Dataset records:
────────

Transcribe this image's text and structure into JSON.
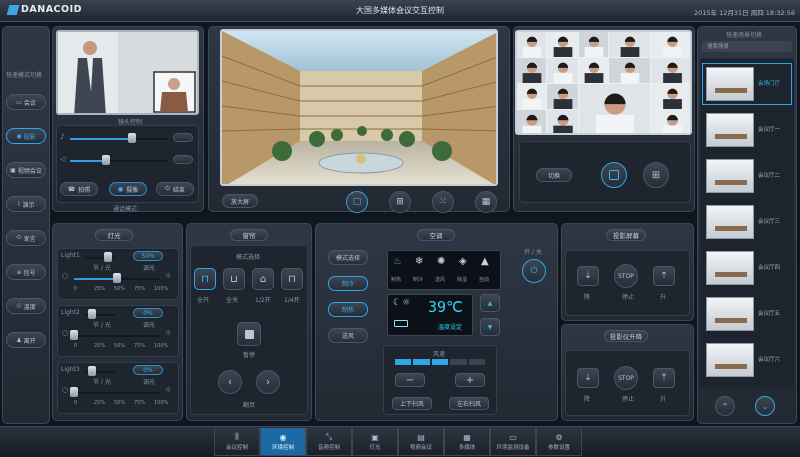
{
  "header": {
    "logo": "DANACOID",
    "title": "大国多媒体会议交互控制",
    "datetime": "2015年 12月31日 周四 18:32:56"
  },
  "left_sidebar": {
    "title": "快速模式切换",
    "items": [
      "会议",
      "投影",
      "视频会议",
      "演示",
      "发言",
      "信号",
      "温度",
      "离开"
    ]
  },
  "camera_panel": {
    "title": "镜头控制",
    "buttons": [
      "拍照",
      "摄像",
      "结束"
    ],
    "mode_label": "通话模式"
  },
  "main_video": {
    "label": "放大屏"
  },
  "video_wall": {
    "label": "切换"
  },
  "right_sidebar": {
    "title": "快速场景切换",
    "search_placeholder": "搜索场景",
    "items": [
      "会场门厅",
      "会议厅一",
      "会议厅二",
      "会议厅三",
      "会议厅四",
      "会议厅五",
      "会议厅六"
    ]
  },
  "lights": {
    "title": "灯光",
    "rows": [
      {
        "name": "Light1",
        "sub": "节 / 光",
        "value": "50%",
        "mode": "调光",
        "scale": [
          "0",
          "25%",
          "50%",
          "75%",
          "100%"
        ]
      },
      {
        "name": "Light2",
        "sub": "节 / 光",
        "value": "0%",
        "mode": "调光",
        "scale": [
          "0",
          "25%",
          "50%",
          "75%",
          "100%"
        ]
      },
      {
        "name": "Light3",
        "sub": "节 / 光",
        "value": "0%",
        "mode": "调光",
        "scale": [
          "0",
          "25%",
          "50%",
          "75%",
          "100%"
        ]
      }
    ]
  },
  "curtain": {
    "title": "窗帘",
    "mode_title": "模式选择",
    "modes": [
      "全开",
      "全关",
      "1/2开",
      "1/4开"
    ],
    "stop_label": "暂停",
    "nav_label": "翻页"
  },
  "aircon": {
    "title": "空调",
    "modes": [
      "模式选择",
      "制冷",
      "制热",
      "送风"
    ],
    "icons": [
      "制热",
      "制冷",
      "送风",
      "除湿",
      "自动"
    ],
    "temperature": "39℃",
    "power_label": "开 / 关",
    "setting_label": "温度设定",
    "fan_label": "风速",
    "buttons": [
      "上下扫风",
      "左右扫风"
    ]
  },
  "projector_screen": {
    "title": "投影屏幕",
    "labels": [
      "降",
      "停止",
      "升"
    ],
    "stop": "STOP"
  },
  "projector_lift": {
    "title": "投影仪升降",
    "labels": [
      "降",
      "停止",
      "升"
    ],
    "stop": "STOP"
  },
  "bottom_tabs": [
    "会议控制",
    "环境控制",
    "音频控制",
    "灯光",
    "视频会议",
    "多媒体",
    "环境监测设备",
    "参数设置"
  ]
}
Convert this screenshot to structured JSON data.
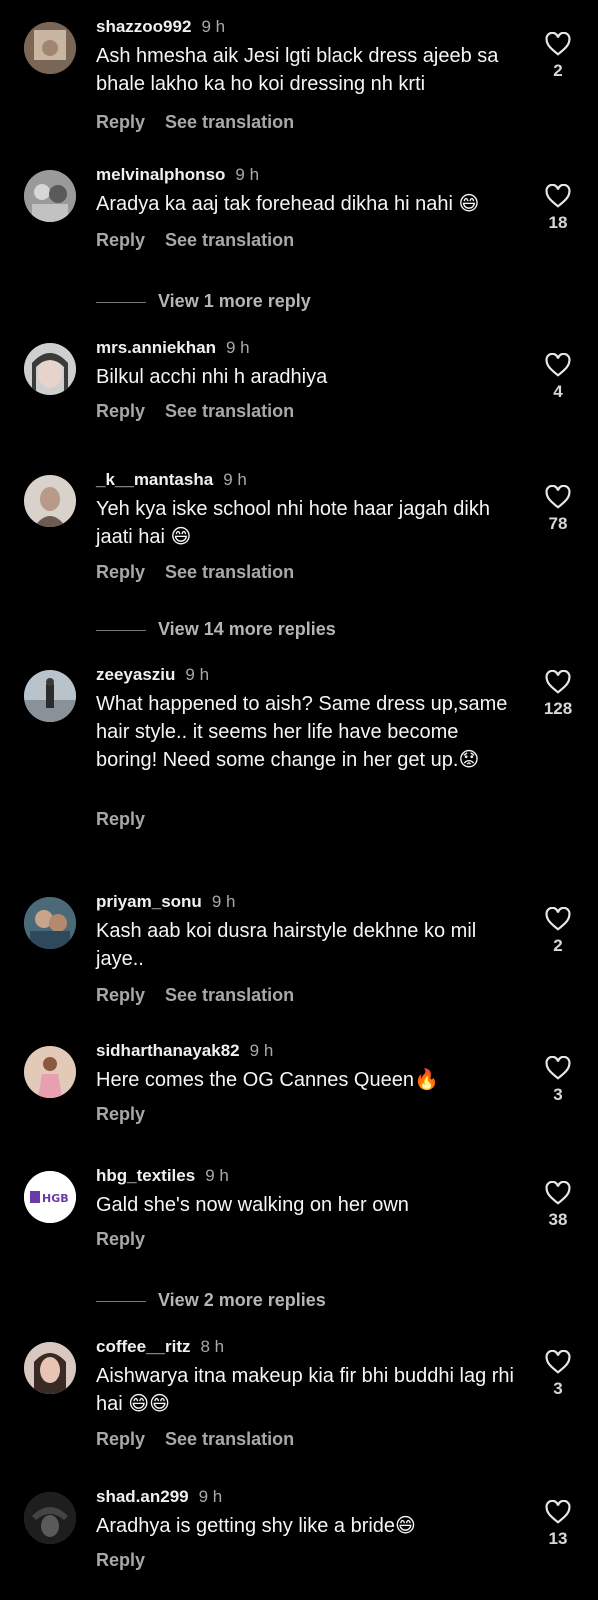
{
  "comments": [
    {
      "username": "shazzoo992",
      "time": "9 h",
      "text": "Ash hmesha aik Jesi lgti black dress ajeeb sa bhale lakho ka ho koi dressing nh krti",
      "likes": "2",
      "reply": "Reply",
      "translate": "See translation"
    },
    {
      "username": "melvinalphonso",
      "time": "9 h",
      "text": "Aradya ka aaj tak forehead dikha hi nahi 😄",
      "likes": "18",
      "reply": "Reply",
      "translate": "See translation"
    },
    {
      "username": "mrs.anniekhan",
      "time": "9 h",
      "text": "Bilkul acchi nhi h aradhiya",
      "likes": "4",
      "reply": "Reply",
      "translate": "See translation"
    },
    {
      "username": "_k__mantasha",
      "time": "9 h",
      "text": "Yeh kya iske school nhi hote haar jagah dikh jaati hai 😄",
      "likes": "78",
      "reply": "Reply",
      "translate": "See translation"
    },
    {
      "username": "zeeyasziu",
      "time": "9 h",
      "text": "What happened to aish? Same dress up,same hair style.. it seems her life have become boring! Need some change in her get up.😟",
      "likes": "128",
      "reply": "Reply",
      "translate": ""
    },
    {
      "username": "priyam_sonu",
      "time": "9 h",
      "text": "Kash aab koi dusra hairstyle dekhne ko mil jaye..",
      "likes": "2",
      "reply": "Reply",
      "translate": "See translation"
    },
    {
      "username": "sidharthanayak82",
      "time": "9 h",
      "text": "Here comes the OG Cannes Queen🔥",
      "likes": "3",
      "reply": "Reply",
      "translate": ""
    },
    {
      "username": "hbg_textiles",
      "time": "9 h",
      "text": "Gald she's now walking on her own",
      "likes": "38",
      "reply": "Reply",
      "translate": ""
    },
    {
      "username": "coffee__ritz",
      "time": "8 h",
      "text": "Aishwarya itna makeup kia fir bhi buddhi lag rhi hai 😄😄",
      "likes": "3",
      "reply": "Reply",
      "translate": "See translation"
    },
    {
      "username": "shad.an299",
      "time": "9 h",
      "text": "Aradhya is getting shy like a bride😄",
      "likes": "13",
      "reply": "Reply",
      "translate": ""
    }
  ],
  "view_more": [
    {
      "label": "View 1 more reply"
    },
    {
      "label": "View 14 more replies"
    },
    {
      "label": "View 2 more replies"
    }
  ],
  "avatar_logo_text": "HGB",
  "colors": {
    "background": "#000000",
    "text": "#f5f5f5",
    "secondary": "#a8a8a8"
  }
}
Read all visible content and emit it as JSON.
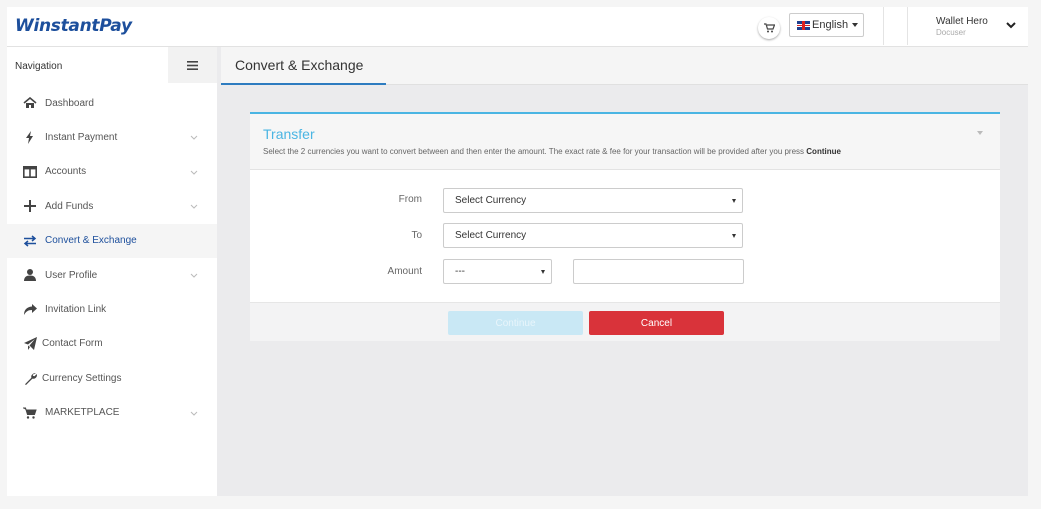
{
  "app": {
    "logo": "WinstantPay"
  },
  "header": {
    "language": "English",
    "user_name": "Wallet Hero",
    "user_role": "Docuser"
  },
  "sidebar": {
    "title": "Navigation",
    "items": [
      {
        "label": "Dashboard",
        "icon": "home-icon",
        "expandable": false,
        "active": false
      },
      {
        "label": "Instant Payment",
        "icon": "bolt-icon",
        "expandable": true,
        "active": false
      },
      {
        "label": "Accounts",
        "icon": "columns-icon",
        "expandable": true,
        "active": false
      },
      {
        "label": "Add Funds",
        "icon": "plus-icon",
        "expandable": true,
        "active": false
      },
      {
        "label": "Convert & Exchange",
        "icon": "exchange-icon",
        "expandable": false,
        "active": true
      },
      {
        "label": "User Profile",
        "icon": "user-icon",
        "expandable": true,
        "active": false
      },
      {
        "label": "Invitation Link",
        "icon": "share-icon",
        "expandable": false,
        "active": false
      },
      {
        "label": "Contact Form",
        "icon": "paper-plane-icon",
        "expandable": false,
        "active": false
      },
      {
        "label": "Currency Settings",
        "icon": "wrench-icon",
        "expandable": false,
        "active": false
      },
      {
        "label": "MARKETPLACE",
        "icon": "cart-icon",
        "expandable": true,
        "active": false
      }
    ]
  },
  "page": {
    "title": "Convert & Exchange"
  },
  "transfer": {
    "title": "Transfer",
    "description": "Select the 2 currencies you want to convert between and then enter the amount. The exact rate & fee for your transaction will be provided after you press ",
    "description_bold": "Continue",
    "from_label": "From",
    "from_value": "Select Currency",
    "to_label": "To",
    "to_value": "Select Currency",
    "amount_label": "Amount",
    "amount_currency": "---",
    "amount_value": "",
    "continue_label": "Continue",
    "cancel_label": "Cancel"
  },
  "colors": {
    "brand": "#1d4f9c",
    "accent": "#4ab5e3",
    "tab_underline": "#2e7cc0",
    "cancel": "#d9333a",
    "continue_disabled": "#c9e8f5"
  }
}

────────

WHAT IS REQUIRED: Show, from the material above, each line that includes the string "replies".

WRITTEN RESPONSE:
      "label": "View 14 more replies"
      "label": "View 2 more replies"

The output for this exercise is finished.